Lines that contain the string "States" are to be copied; leave out all others.

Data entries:
********************

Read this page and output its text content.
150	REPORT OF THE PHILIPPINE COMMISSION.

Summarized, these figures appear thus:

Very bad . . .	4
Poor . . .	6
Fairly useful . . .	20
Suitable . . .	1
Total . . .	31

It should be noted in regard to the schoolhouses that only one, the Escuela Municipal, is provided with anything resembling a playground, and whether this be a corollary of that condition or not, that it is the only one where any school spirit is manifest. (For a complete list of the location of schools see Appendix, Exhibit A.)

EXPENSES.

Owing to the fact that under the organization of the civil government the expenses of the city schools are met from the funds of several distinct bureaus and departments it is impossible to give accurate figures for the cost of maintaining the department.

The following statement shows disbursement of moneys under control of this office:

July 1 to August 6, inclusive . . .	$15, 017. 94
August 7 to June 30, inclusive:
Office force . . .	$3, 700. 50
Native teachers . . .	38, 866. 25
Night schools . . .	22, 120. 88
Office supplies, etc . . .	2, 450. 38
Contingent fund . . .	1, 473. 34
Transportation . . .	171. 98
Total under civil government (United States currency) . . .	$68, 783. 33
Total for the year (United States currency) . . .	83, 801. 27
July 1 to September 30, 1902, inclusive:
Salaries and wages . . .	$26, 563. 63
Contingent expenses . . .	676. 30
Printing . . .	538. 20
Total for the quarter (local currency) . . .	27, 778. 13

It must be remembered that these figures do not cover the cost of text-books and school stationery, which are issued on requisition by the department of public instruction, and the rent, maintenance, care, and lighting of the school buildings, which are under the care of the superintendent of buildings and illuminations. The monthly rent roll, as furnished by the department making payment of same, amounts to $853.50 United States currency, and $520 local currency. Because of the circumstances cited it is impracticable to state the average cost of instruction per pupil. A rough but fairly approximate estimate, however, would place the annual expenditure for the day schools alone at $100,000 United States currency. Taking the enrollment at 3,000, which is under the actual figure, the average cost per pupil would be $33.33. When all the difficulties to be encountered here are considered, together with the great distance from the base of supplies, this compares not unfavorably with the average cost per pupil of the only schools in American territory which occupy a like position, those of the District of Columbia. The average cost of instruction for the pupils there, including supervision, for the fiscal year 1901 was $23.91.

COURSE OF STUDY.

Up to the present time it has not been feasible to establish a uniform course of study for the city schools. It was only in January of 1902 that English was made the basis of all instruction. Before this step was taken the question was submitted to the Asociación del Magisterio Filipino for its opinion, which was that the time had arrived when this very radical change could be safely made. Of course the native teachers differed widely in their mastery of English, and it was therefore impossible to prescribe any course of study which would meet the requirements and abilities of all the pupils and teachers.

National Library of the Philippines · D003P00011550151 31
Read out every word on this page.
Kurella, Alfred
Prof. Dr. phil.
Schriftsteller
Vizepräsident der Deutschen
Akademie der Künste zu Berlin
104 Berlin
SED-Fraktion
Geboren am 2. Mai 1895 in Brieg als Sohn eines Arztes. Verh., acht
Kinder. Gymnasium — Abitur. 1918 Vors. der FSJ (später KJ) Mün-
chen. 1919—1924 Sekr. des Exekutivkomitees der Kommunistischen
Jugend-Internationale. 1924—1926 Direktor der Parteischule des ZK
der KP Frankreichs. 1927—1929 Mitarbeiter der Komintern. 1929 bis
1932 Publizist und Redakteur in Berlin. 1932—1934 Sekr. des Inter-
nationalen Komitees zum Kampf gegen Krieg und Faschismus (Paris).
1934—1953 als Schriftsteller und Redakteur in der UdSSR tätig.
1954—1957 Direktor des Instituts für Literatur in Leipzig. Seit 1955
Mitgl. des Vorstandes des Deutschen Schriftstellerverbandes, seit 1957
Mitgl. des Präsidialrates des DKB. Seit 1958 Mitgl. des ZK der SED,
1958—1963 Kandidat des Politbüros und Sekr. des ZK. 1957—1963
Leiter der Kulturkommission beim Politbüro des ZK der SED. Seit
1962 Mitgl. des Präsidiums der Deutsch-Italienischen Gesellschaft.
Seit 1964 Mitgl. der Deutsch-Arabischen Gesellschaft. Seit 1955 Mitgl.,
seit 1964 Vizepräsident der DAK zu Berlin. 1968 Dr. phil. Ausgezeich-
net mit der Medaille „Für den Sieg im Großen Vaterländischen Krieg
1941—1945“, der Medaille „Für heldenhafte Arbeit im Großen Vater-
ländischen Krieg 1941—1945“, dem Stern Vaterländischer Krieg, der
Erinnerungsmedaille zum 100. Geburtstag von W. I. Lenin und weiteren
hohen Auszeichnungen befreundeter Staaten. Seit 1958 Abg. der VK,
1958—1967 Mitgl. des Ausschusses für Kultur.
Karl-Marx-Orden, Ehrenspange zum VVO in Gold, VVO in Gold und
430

********************

- TASK RESULT -
Total under civil government (United States currency) . . .	$68, 783. 33
Total for the year (United States currency) . . .	83, 801. 27
It must be remembered that these figures do not cover the cost of text-books and school stationery, which are issued on requisition by the department of public instruction, and the rent, maintenance, care, and lighting of the school buildings, which are under the care of the superintendent of buildings and illuminations. The monthly rent roll, as furnished by the department making payment of same, amounts to $853.50 United States currency, and $520 local currency. Because of the circumstances cited it is impracticable to state the average cost of instruction per pupil. A rough but fairly approximate estimate, however, would place the annual expenditure for the day schools alone at $100,000 United States currency. Taking the enrollment at 3,000, which is under the actual figure, the average cost per pupil would be $33.33. When all the difficulties to be encountered here are considered, together with the great distance from the base of supplies, this compares not unfavorably with the average cost per pupil of the only schools in American territory which occupy a like position, those of the District of Columbia. The average cost of instruction for the pupils there, including supervision, for the fiscal year 1901 was $23.91.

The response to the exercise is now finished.